(Some records)

================================

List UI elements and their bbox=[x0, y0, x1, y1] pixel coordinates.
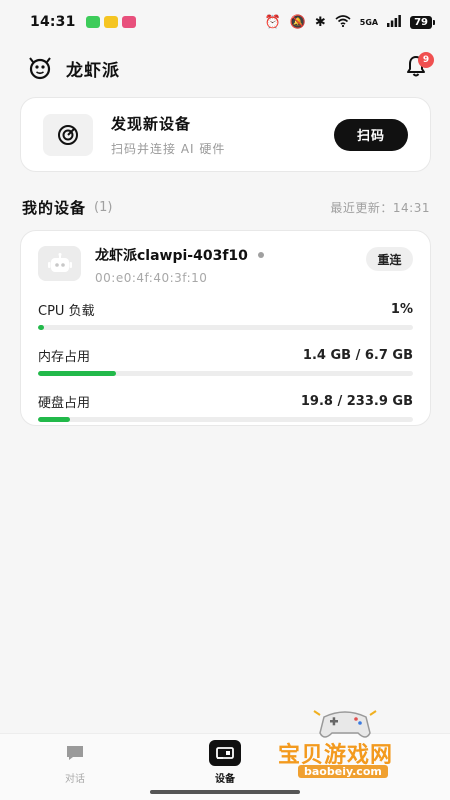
metric-value: 1.4 GB / 6.7 GB bbox=[302, 347, 413, 363]
watermark-url: baobeiy.com bbox=[298, 765, 388, 778]
nav-label: 设备 bbox=[215, 774, 235, 785]
signal-icon bbox=[387, 14, 401, 30]
mute-icon: 🔕 bbox=[289, 14, 306, 30]
progress-fill bbox=[38, 325, 44, 330]
watermark: 宝贝游戏网 baobeiy.com bbox=[272, 703, 422, 783]
notifications-button[interactable]: 9 bbox=[402, 52, 434, 82]
device-mac: 00:e0:4f:40:3f:10 bbox=[95, 271, 208, 285]
device-icon bbox=[209, 740, 241, 766]
status-bar: 14:31 ⏰ 🔕 ✱ 5GA 79 bbox=[0, 0, 450, 44]
app-header: 龙虾派 9 bbox=[0, 48, 450, 88]
discover-title: 发现新设备 bbox=[111, 114, 192, 133]
metric-label: 硬盘占用 bbox=[38, 395, 91, 411]
metric-label: CPU 负载 bbox=[38, 303, 95, 319]
device-name: 龙虾派clawpi-403f10 bbox=[95, 248, 248, 264]
wifi-icon bbox=[335, 14, 351, 30]
section-title: 我的设备 bbox=[22, 198, 87, 217]
progress-fill bbox=[38, 371, 117, 376]
status-dot bbox=[257, 252, 264, 258]
app-title: 龙虾派 bbox=[66, 60, 120, 81]
message-app-icon bbox=[85, 16, 100, 28]
nav-chat[interactable]: 对话 bbox=[45, 740, 105, 785]
nav-label: 对话 bbox=[65, 774, 85, 785]
memory-metric: 内存占用 1.4 GB / 6.7 GB bbox=[38, 345, 413, 387]
lobster-logo-icon bbox=[28, 56, 52, 80]
progress-bar bbox=[38, 417, 413, 422]
progress-bar bbox=[38, 371, 413, 376]
device-card[interactable]: 龙虾派clawpi-403f10 00:e0:4f:40:3f:10 重连 CP… bbox=[20, 230, 431, 426]
discover-device-card[interactable]: 发现新设备 扫码并连接 AI 硬件 扫码 bbox=[20, 97, 431, 172]
robot-icon bbox=[38, 246, 81, 281]
signal-label: 5GA bbox=[359, 17, 379, 27]
progress-bar bbox=[38, 325, 413, 330]
progress-fill bbox=[38, 417, 70, 422]
disk-metric: 硬盘占用 19.8 / 233.9 GB bbox=[38, 391, 413, 433]
battery-icon: 79 bbox=[410, 15, 435, 29]
metric-label: 内存占用 bbox=[38, 349, 91, 365]
chat-icon bbox=[59, 740, 91, 766]
my-devices-header: 我的设备 (1) 最近更新：14:31 bbox=[22, 196, 430, 218]
cpu-metric: CPU 负载 1% bbox=[38, 299, 413, 341]
nav-device[interactable]: 设备 bbox=[195, 740, 255, 785]
status-app-icons bbox=[85, 16, 136, 28]
reconnect-button[interactable]: 重连 bbox=[366, 247, 413, 271]
metric-value: 19.8 / 233.9 GB bbox=[300, 393, 413, 409]
last-update: 最近更新：14:31 bbox=[330, 200, 430, 215]
wallet-app-icon bbox=[103, 16, 118, 28]
status-time: 14:31 bbox=[30, 14, 76, 30]
home-indicator[interactable] bbox=[150, 790, 300, 794]
scan-target-icon bbox=[43, 113, 93, 156]
metric-value: 1% bbox=[390, 301, 413, 317]
alarm-icon: ⏰ bbox=[264, 14, 281, 30]
pink-app-icon bbox=[121, 16, 136, 28]
status-indicators: ⏰ 🔕 ✱ 5GA 79 bbox=[264, 14, 435, 30]
scan-button[interactable]: 扫码 bbox=[334, 118, 408, 151]
notification-badge: 9 bbox=[418, 52, 434, 68]
device-count: (1) bbox=[94, 199, 113, 215]
bluetooth-icon: ✱ bbox=[314, 14, 326, 30]
discover-subtitle: 扫码并连接 AI 硬件 bbox=[111, 141, 226, 156]
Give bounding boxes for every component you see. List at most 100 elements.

================================

> GIVEN INSTRUCTION: Swap "mute-icon" for "silent-icon" in the records, from the line that contains "metric-value: 1.4 GB" through the line that contains "device-icon bbox=[209, 740, 241, 766]", inclusive. Give back only those lines, with everything else left as it is.

> OUTPUT OF THE TASK:
metric-value: 1.4 GB / 6.7 GB bbox=[302, 347, 413, 363]
watermark-url: baobeiy.com bbox=[298, 765, 388, 778]
nav-label: 设备 bbox=[215, 774, 235, 785]
signal-icon bbox=[387, 14, 401, 30]
silent-icon: 🔕 bbox=[289, 14, 306, 30]
progress-fill bbox=[38, 325, 44, 330]
watermark: 宝贝游戏网 baobeiy.com bbox=[272, 703, 422, 783]
notifications-button[interactable]: 9 bbox=[402, 52, 434, 82]
device-mac: 00:e0:4f:40:3f:10 bbox=[95, 271, 208, 285]
device-icon bbox=[209, 740, 241, 766]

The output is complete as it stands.